*** PROVIDED RECORDS ***

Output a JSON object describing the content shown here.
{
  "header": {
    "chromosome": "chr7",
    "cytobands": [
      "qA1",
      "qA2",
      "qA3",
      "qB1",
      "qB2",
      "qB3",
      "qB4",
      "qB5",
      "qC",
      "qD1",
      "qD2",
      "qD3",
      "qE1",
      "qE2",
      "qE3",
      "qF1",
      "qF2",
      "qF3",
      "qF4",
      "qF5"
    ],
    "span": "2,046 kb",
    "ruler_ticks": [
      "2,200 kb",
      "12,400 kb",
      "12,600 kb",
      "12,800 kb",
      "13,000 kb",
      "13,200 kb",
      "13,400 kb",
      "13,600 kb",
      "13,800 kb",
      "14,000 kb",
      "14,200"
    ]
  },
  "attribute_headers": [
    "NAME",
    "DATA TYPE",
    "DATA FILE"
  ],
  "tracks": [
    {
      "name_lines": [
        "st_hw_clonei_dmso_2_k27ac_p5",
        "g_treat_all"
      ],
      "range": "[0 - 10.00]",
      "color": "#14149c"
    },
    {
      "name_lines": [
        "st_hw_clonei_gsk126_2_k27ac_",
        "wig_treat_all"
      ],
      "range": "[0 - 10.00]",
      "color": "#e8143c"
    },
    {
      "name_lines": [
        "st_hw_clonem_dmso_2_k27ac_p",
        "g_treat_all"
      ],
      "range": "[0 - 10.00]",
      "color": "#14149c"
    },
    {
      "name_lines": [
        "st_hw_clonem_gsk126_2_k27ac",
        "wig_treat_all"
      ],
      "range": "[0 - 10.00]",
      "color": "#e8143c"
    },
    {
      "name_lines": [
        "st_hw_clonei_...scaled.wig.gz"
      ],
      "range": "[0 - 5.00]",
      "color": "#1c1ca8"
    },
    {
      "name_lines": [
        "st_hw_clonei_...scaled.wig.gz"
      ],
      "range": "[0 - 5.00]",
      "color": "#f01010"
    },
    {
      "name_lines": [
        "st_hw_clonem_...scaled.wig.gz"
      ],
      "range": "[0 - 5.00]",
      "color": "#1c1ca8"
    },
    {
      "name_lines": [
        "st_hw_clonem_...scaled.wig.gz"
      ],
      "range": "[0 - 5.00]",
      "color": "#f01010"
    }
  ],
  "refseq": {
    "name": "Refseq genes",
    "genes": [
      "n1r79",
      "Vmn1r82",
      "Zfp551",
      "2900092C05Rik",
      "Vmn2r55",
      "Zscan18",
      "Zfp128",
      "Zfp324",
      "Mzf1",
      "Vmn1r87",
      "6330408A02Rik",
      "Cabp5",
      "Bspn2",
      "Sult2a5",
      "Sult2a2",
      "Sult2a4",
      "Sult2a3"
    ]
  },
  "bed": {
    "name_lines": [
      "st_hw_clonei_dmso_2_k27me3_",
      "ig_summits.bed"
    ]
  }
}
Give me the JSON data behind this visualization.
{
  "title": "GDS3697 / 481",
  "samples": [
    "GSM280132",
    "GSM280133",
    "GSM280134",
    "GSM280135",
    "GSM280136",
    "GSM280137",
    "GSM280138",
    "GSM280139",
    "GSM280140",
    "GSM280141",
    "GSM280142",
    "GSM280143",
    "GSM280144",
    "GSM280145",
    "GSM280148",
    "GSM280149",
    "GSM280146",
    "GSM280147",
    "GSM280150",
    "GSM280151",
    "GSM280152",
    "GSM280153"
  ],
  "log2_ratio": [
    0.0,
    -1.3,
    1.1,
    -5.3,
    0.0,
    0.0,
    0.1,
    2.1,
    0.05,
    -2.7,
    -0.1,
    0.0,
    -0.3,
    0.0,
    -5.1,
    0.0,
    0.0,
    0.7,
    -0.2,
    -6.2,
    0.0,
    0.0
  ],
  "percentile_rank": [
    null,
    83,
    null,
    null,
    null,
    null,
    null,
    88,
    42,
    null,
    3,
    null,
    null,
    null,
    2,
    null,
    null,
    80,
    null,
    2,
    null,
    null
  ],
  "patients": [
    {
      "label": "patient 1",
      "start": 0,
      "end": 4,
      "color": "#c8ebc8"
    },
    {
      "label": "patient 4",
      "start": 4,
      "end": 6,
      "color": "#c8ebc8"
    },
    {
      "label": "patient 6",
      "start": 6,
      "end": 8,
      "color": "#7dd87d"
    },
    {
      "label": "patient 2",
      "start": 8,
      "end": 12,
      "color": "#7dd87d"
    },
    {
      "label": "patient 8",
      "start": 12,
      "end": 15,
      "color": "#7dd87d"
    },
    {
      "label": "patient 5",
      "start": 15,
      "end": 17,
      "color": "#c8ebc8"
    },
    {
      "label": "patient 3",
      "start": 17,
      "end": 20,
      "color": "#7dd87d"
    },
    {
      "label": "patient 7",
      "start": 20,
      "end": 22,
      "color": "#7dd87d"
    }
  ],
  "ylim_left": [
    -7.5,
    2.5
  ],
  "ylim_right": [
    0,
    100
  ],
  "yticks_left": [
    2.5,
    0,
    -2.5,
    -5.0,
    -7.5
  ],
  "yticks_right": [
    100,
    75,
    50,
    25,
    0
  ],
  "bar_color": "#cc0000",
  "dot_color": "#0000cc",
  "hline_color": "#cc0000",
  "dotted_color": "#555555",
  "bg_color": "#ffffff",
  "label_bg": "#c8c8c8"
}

***

**WHAT TO WORK ON**
Set the listing down again in full, exactly as it was given.

**EXERCISE RESPONSE**
Output a JSON object describing the content shown here.
{
  "header": {
    "chromosome": "chr7",
    "cytobands": [
      "qA1",
      "qA2",
      "qA3",
      "qB1",
      "qB2",
      "qB3",
      "qB4",
      "qB5",
      "qC",
      "qD1",
      "qD2",
      "qD3",
      "qE1",
      "qE2",
      "qE3",
      "qF1",
      "qF2",
      "qF3",
      "qF4",
      "qF5"
    ],
    "span": "2,046 kb",
    "ruler_ticks": [
      "2,200 kb",
      "12,400 kb",
      "12,600 kb",
      "12,800 kb",
      "13,000 kb",
      "13,200 kb",
      "13,400 kb",
      "13,600 kb",
      "13,800 kb",
      "14,000 kb",
      "14,200"
    ]
  },
  "attribute_headers": [
    "NAME",
    "DATA TYPE",
    "DATA FILE"
  ],
  "tracks": [
    {
      "name_lines": [
        "st_hw_clonei_dmso_2_k27ac_p5",
        "g_treat_all"
      ],
      "range": "[0 - 10.00]",
      "color": "#14149c"
    },
    {
      "name_lines": [
        "st_hw_clonei_gsk126_2_k27ac_",
        "wig_treat_all"
      ],
      "range": "[0 - 10.00]",
      "color": "#e8143c"
    },
    {
      "name_lines": [
        "st_hw_clonem_dmso_2_k27ac_p",
        "g_treat_all"
      ],
      "range": "[0 - 10.00]",
      "color": "#14149c"
    },
    {
      "name_lines": [
        "st_hw_clonem_gsk126_2_k27ac",
        "wig_treat_all"
      ],
      "range": "[0 - 10.00]",
      "color": "#e8143c"
    },
    {
      "name_lines": [
        "st_hw_clonei_...scaled.wig.gz"
      ],
      "range": "[0 - 5.00]",
      "color": "#1c1ca8"
    },
    {
      "name_lines": [
        "st_hw_clonei_...scaled.wig.gz"
      ],
      "range": "[0 - 5.00]",
      "color": "#f01010"
    },
    {
      "name_lines": [
        "st_hw_clonem_...scaled.wig.gz"
      ],
      "range": "[0 - 5.00]",
      "color": "#1c1ca8"
    },
    {
      "name_lines": [
        "st_hw_clonem_...scaled.wig.gz"
      ],
      "range": "[0 - 5.00]",
      "color": "#f01010"
    }
  ],
  "refseq": {
    "name": "Refseq genes",
    "genes": [
      "n1r79",
      "Vmn1r82",
      "Zfp551",
      "2900092C05Rik",
      "Vmn2r55",
      "Zscan18",
      "Zfp128",
      "Zfp324",
      "Mzf1",
      "Vmn1r87",
      "6330408A02Rik",
      "Cabp5",
      "Bspn2",
      "Sult2a5",
      "Sult2a2",
      "Sult2a4",
      "Sult2a3"
    ]
  },
  "bed": {
    "name_lines": [
      "st_hw_clonei_dmso_2_k27me3_",
      "ig_summits.bed"
    ]
  }
}
Give me the JSON data behind this visualization.
{
  "title": "GDS3697 / 481",
  "samples": [
    "GSM280132",
    "GSM280133",
    "GSM280134",
    "GSM280135",
    "GSM280136",
    "GSM280137",
    "GSM280138",
    "GSM280139",
    "GSM280140",
    "GSM280141",
    "GSM280142",
    "GSM280143",
    "GSM280144",
    "GSM280145",
    "GSM280148",
    "GSM280149",
    "GSM280146",
    "GSM280147",
    "GSM280150",
    "GSM280151",
    "GSM280152",
    "GSM280153"
  ],
  "log2_ratio": [
    0.0,
    -1.3,
    1.1,
    -5.3,
    0.0,
    0.0,
    0.1,
    2.1,
    0.05,
    -2.7,
    -0.1,
    0.0,
    -0.3,
    0.0,
    -5.1,
    0.0,
    0.0,
    0.7,
    -0.2,
    -6.2,
    0.0,
    0.0
  ],
  "percentile_rank": [
    null,
    83,
    null,
    null,
    null,
    null,
    null,
    88,
    42,
    null,
    3,
    null,
    null,
    null,
    2,
    null,
    null,
    80,
    null,
    2,
    null,
    null
  ],
  "patients": [
    {
      "label": "patient 1",
      "start": 0,
      "end": 4,
      "color": "#c8ebc8"
    },
    {
      "label": "patient 4",
      "start": 4,
      "end": 6,
      "color": "#c8ebc8"
    },
    {
      "label": "patient 6",
      "start": 6,
      "end": 8,
      "color": "#7dd87d"
    },
    {
      "label": "patient 2",
      "start": 8,
      "end": 12,
      "color": "#7dd87d"
    },
    {
      "label": "patient 8",
      "start": 12,
      "end": 15,
      "color": "#7dd87d"
    },
    {
      "label": "patient 5",
      "start": 15,
      "end": 17,
      "color": "#c8ebc8"
    },
    {
      "label": "patient 3",
      "start": 17,
      "end": 20,
      "color": "#7dd87d"
    },
    {
      "label": "patient 7",
      "start": 20,
      "end": 22,
      "color": "#7dd87d"
    }
  ],
  "ylim_left": [
    -7.5,
    2.5
  ],
  "ylim_right": [
    0,
    100
  ],
  "yticks_left": [
    2.5,
    0,
    -2.5,
    -5.0,
    -7.5
  ],
  "yticks_right": [
    100,
    75,
    50,
    25,
    0
  ],
  "bar_color": "#cc0000",
  "dot_color": "#0000cc",
  "hline_color": "#cc0000",
  "dotted_color": "#555555",
  "bg_color": "#ffffff",
  "label_bg": "#c8c8c8"
}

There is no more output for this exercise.